- [EXERCISE BRIEF] Find all lines in the listing that include the word "powers", then copy them.
— BEGIN INFORMATION PROVIDED —
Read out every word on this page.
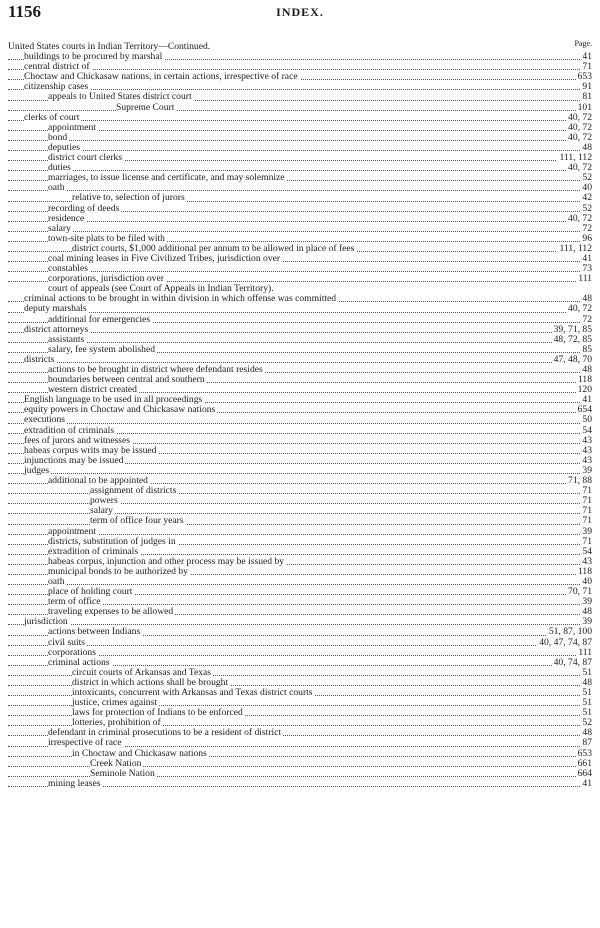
1156	INDEX.
Page.
United States courts in Indian Territory—Continued.
buildings to be procured by marshal	41
central district of	71
Choctaw and Chickasaw nations, in certain actions, irrespective of race	653
citizenship cases	91
appeals to United States district court	81
Supreme Court	101
clerks of court	40, 72
appointment	40, 72
bond	40, 72
deputies	48
district court clerks	111, 112
duties	40, 72
marriages, to issue license and certificate, and may solemnize	52
oath	40
relative to, selection of jurors	42
recording of deeds	52
residence	40, 72
salary	72
town-site plats to be filed with	96
district courts, $1,000 additional per annum to be allowed in place of fees	111, 112
coal mining leases in Five Civilized Tribes, jurisdiction over	41
constables	73
corporations, jurisdiction over	111
court of appeals (see Court of Appeals in Indian Territory).
criminal actions to be brought in within division in which offense was committed	48
deputy marshals	40, 72
additional for emergencies	72
district attorneys	39, 71, 85
assistants	48, 72, 85
salary, fee system abolished	85
districts	47, 48, 70
actions to be brought in district where defendant resides	48
boundaries between central and southern	118
western district created	120
English language to be used in all proceedings	41
equity powers in Choctaw and Chickasaw nations	654
executions	50
extradition of criminals	54
fees of jurors and witnesses	43
habeas corpus writs may be issued	43
injunctions may be issued	43
judges	39
additional to be appointed	71, 88
assignment of districts	71
powers	71
salary	71
term of office four years	71
appointment	39
districts, substitution of judges in	71
extradition of criminals	54
habeas corpus, injunction and other process may be issued by	43
municipal bonds to be authorized by	118
oath	40
place of holding court	70, 71
term of office	39
traveling expenses to be allowed	48
jurisdiction	39
actions between Indians	51, 87, 100
civil suits	40, 47, 74, 87
corporations	111
criminal actions	40, 74, 87
circuit courts of Arkansas and Texas	51
district in which actions shall be brought	48
intoxicants, concurrent with Arkansas and Texas district courts	51
justice, crimes against	51
laws for protection of Indians to be enforced	51
lotteries, prohibition of	52
defendant in criminal prosecutions to be a resident of district	48
irrespective of race	87
in Choctaw and Chickasaw nations	653
Creek Nation	661
Seminole Nation	664
mining leases	41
— END INFORMATION PROVIDED —
- [ANSWER TO THIS TASK]
equity powers in Choctaw and Chickasaw nations	654
powers	71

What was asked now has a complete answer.